Determine the number of lines in these entries that hold the word "Answer". Give the number and nothing more.

#### Data excerpts

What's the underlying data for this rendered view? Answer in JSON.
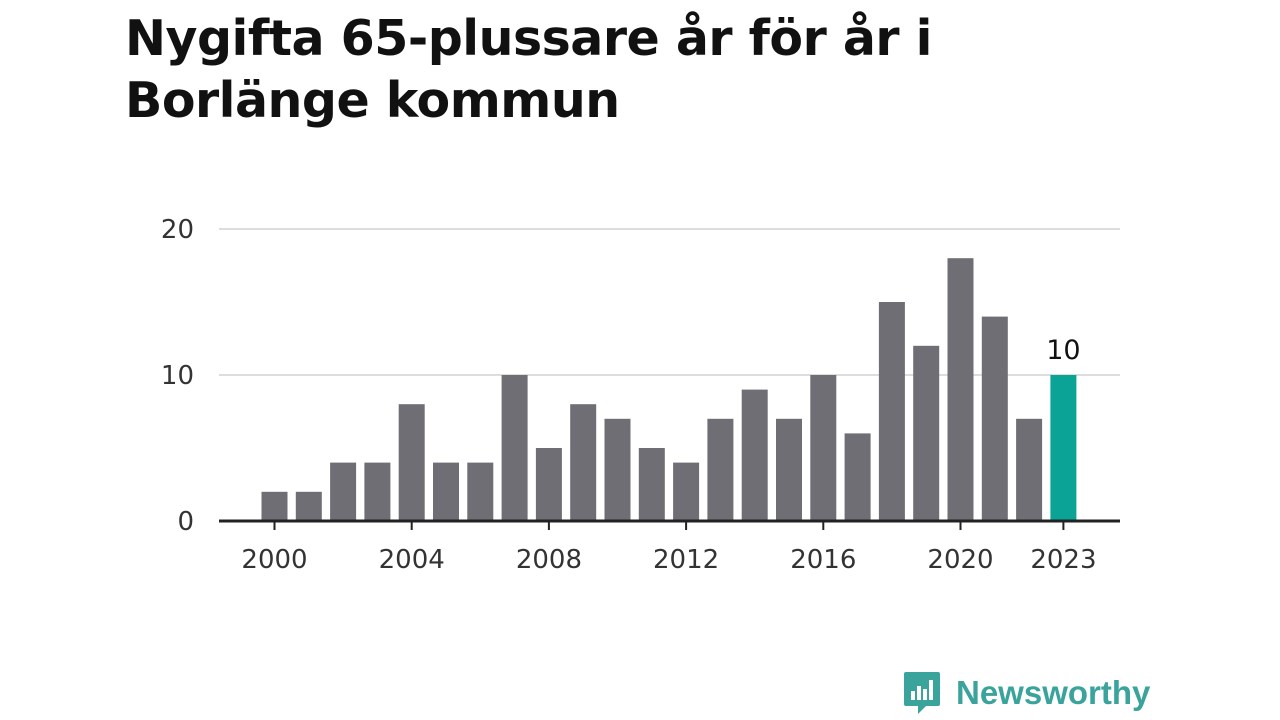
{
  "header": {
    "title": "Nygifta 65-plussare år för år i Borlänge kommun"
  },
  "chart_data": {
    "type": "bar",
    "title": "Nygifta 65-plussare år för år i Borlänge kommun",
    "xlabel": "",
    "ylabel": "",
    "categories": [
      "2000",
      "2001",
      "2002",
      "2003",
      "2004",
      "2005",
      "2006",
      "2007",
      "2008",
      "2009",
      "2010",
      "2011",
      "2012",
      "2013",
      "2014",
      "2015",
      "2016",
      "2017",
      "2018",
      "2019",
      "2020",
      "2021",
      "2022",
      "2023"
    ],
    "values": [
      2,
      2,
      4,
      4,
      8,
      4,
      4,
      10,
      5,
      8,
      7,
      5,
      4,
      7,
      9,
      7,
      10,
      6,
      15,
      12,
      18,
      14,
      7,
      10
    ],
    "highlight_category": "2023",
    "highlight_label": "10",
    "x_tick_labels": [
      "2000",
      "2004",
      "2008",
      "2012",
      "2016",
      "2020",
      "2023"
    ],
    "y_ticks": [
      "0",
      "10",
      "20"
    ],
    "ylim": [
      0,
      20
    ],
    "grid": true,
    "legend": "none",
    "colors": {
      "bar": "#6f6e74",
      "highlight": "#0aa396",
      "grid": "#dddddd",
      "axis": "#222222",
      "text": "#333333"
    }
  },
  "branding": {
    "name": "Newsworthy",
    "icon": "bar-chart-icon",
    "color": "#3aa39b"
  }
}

########
#### Data excerpts

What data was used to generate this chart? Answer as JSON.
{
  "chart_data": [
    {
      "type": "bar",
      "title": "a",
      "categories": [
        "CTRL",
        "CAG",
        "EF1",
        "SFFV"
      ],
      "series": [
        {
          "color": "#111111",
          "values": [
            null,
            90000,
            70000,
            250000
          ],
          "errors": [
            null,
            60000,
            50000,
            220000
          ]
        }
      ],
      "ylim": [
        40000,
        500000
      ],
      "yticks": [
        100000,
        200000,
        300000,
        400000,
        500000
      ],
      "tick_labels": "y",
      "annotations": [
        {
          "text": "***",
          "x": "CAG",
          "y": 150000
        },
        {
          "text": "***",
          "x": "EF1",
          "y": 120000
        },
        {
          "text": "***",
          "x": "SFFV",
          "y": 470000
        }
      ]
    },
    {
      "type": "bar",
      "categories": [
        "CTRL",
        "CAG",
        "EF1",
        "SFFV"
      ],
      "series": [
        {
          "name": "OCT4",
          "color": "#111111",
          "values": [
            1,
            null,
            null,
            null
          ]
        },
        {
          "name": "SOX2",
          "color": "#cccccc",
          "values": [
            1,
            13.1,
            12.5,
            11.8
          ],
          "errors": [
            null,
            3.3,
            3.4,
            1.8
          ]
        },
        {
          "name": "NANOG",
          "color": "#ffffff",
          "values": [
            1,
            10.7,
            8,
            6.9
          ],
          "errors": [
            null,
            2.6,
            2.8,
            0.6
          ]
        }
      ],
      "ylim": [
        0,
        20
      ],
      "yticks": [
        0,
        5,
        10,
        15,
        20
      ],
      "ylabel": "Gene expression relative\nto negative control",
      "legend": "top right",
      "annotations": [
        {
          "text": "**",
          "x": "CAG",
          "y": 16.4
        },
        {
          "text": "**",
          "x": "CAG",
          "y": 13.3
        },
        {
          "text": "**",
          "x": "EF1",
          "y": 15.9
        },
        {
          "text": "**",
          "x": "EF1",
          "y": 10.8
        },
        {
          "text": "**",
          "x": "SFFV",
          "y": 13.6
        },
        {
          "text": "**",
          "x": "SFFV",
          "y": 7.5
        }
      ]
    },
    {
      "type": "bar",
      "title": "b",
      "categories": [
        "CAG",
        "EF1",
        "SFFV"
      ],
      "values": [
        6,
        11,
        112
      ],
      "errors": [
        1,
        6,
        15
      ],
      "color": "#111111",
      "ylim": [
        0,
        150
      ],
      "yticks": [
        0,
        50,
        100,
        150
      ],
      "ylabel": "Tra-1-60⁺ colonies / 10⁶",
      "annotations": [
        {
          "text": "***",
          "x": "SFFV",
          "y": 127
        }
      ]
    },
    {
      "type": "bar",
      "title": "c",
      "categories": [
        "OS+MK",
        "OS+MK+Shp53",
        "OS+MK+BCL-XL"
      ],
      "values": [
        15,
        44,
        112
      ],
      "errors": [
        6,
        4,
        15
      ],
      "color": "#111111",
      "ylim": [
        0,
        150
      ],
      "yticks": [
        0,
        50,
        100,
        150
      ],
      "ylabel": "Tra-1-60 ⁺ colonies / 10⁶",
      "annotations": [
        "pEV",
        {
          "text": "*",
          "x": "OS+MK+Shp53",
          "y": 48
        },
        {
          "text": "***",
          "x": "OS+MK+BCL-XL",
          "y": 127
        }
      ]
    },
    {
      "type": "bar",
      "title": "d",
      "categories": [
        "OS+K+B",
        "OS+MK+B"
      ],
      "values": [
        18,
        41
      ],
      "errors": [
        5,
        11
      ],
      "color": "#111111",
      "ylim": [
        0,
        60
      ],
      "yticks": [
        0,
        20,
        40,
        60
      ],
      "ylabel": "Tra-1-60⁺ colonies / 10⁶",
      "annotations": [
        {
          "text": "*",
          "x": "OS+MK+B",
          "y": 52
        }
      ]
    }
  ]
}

########

Reply » 2